_EXERCISE DETAILS_:
Each line that follows should be printed again exactly as it stands.

_Records about charts and figures_:
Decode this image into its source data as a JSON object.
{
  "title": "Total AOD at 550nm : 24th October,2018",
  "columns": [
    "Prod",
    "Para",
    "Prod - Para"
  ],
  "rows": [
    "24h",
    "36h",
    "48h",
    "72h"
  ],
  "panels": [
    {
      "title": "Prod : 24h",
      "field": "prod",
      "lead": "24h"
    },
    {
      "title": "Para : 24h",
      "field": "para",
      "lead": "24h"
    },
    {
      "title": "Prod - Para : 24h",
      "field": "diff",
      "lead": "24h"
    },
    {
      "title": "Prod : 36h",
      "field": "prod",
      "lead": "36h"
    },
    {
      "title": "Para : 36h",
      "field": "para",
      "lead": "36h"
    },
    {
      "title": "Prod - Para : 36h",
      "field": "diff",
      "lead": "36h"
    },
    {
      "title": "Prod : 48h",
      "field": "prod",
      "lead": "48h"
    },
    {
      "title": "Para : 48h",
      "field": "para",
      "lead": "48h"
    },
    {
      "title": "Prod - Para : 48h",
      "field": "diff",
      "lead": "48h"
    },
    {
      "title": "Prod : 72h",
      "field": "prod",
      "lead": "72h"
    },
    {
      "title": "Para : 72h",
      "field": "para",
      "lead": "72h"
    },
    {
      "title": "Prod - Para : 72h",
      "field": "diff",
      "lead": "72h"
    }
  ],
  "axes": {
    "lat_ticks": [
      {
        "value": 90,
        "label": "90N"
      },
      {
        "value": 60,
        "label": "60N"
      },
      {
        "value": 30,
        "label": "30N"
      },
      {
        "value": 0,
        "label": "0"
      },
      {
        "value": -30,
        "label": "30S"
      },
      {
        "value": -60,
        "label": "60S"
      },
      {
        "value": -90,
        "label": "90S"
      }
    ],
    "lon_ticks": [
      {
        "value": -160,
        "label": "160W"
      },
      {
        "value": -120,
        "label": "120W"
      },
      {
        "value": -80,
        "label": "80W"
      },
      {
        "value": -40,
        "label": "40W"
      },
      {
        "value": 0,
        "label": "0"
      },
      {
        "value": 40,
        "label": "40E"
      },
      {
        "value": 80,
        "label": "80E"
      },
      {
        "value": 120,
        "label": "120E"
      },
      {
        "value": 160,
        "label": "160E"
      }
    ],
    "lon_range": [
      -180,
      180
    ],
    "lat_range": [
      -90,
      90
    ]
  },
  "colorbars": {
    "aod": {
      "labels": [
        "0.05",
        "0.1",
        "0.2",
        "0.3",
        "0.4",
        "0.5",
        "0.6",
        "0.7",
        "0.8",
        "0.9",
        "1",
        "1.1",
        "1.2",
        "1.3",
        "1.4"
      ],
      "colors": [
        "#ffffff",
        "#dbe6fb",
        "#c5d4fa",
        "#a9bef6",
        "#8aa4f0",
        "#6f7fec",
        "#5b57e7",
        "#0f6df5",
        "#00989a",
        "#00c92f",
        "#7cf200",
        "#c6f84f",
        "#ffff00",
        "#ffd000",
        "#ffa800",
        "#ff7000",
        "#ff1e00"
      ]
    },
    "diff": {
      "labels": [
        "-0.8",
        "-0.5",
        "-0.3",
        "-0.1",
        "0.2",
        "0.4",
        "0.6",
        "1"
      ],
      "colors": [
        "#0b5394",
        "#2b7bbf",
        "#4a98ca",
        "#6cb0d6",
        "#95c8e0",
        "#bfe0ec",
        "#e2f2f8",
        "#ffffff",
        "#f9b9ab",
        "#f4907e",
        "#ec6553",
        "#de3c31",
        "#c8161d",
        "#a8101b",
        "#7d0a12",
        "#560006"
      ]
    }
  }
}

_CORRECT RESPONSE_:
Decode this image into its source data as a JSON object.
{
  "title": "Total AOD at 550nm : 24th October,2018",
  "columns": [
    "Prod",
    "Para",
    "Prod - Para"
  ],
  "rows": [
    "24h",
    "36h",
    "48h",
    "72h"
  ],
  "panels": [
    {
      "title": "Prod : 24h",
      "field": "prod",
      "lead": "24h"
    },
    {
      "title": "Para : 24h",
      "field": "para",
      "lead": "24h"
    },
    {
      "title": "Prod - Para : 24h",
      "field": "diff",
      "lead": "24h"
    },
    {
      "title": "Prod : 36h",
      "field": "prod",
      "lead": "36h"
    },
    {
      "title": "Para : 36h",
      "field": "para",
      "lead": "36h"
    },
    {
      "title": "Prod - Para : 36h",
      "field": "diff",
      "lead": "36h"
    },
    {
      "title": "Prod : 48h",
      "field": "prod",
      "lead": "48h"
    },
    {
      "title": "Para : 48h",
      "field": "para",
      "lead": "48h"
    },
    {
      "title": "Prod - Para : 48h",
      "field": "diff",
      "lead": "48h"
    },
    {
      "title": "Prod : 72h",
      "field": "prod",
      "lead": "72h"
    },
    {
      "title": "Para : 72h",
      "field": "para",
      "lead": "72h"
    },
    {
      "title": "Prod - Para : 72h",
      "field": "diff",
      "lead": "72h"
    }
  ],
  "axes": {
    "lat_ticks": [
      {
        "value": 90,
        "label": "90N"
      },
      {
        "value": 60,
        "label": "60N"
      },
      {
        "value": 30,
        "label": "30N"
      },
      {
        "value": 0,
        "label": "0"
      },
      {
        "value": -30,
        "label": "30S"
      },
      {
        "value": -60,
        "label": "60S"
      },
      {
        "value": -90,
        "label": "90S"
      }
    ],
    "lon_ticks": [
      {
        "value": -160,
        "label": "160W"
      },
      {
        "value": -120,
        "label": "120W"
      },
      {
        "value": -80,
        "label": "80W"
      },
      {
        "value": -40,
        "label": "40W"
      },
      {
        "value": 0,
        "label": "0"
      },
      {
        "value": 40,
        "label": "40E"
      },
      {
        "value": 80,
        "label": "80E"
      },
      {
        "value": 120,
        "label": "120E"
      },
      {
        "value": 160,
        "label": "160E"
      }
    ],
    "lon_range": [
      -180,
      180
    ],
    "lat_range": [
      -90,
      90
    ]
  },
  "colorbars": {
    "aod": {
      "labels": [
        "0.05",
        "0.1",
        "0.2",
        "0.3",
        "0.4",
        "0.5",
        "0.6",
        "0.7",
        "0.8",
        "0.9",
        "1",
        "1.1",
        "1.2",
        "1.3",
        "1.4"
      ],
      "colors": [
        "#ffffff",
        "#dbe6fb",
        "#c5d4fa",
        "#a9bef6",
        "#8aa4f0",
        "#6f7fec",
        "#5b57e7",
        "#0f6df5",
        "#00989a",
        "#00c92f",
        "#7cf200",
        "#c6f84f",
        "#ffff00",
        "#ffd000",
        "#ffa800",
        "#ff7000",
        "#ff1e00"
      ]
    },
    "diff": {
      "labels": [
        "-0.8",
        "-0.5",
        "-0.3",
        "-0.1",
        "0.2",
        "0.4",
        "0.6",
        "1"
      ],
      "colors": [
        "#0b5394",
        "#2b7bbf",
        "#4a98ca",
        "#6cb0d6",
        "#95c8e0",
        "#bfe0ec",
        "#e2f2f8",
        "#ffffff",
        "#f9b9ab",
        "#f4907e",
        "#ec6553",
        "#de3c31",
        "#c8161d",
        "#a8101b",
        "#7d0a12",
        "#560006"
      ]
    }
  }
}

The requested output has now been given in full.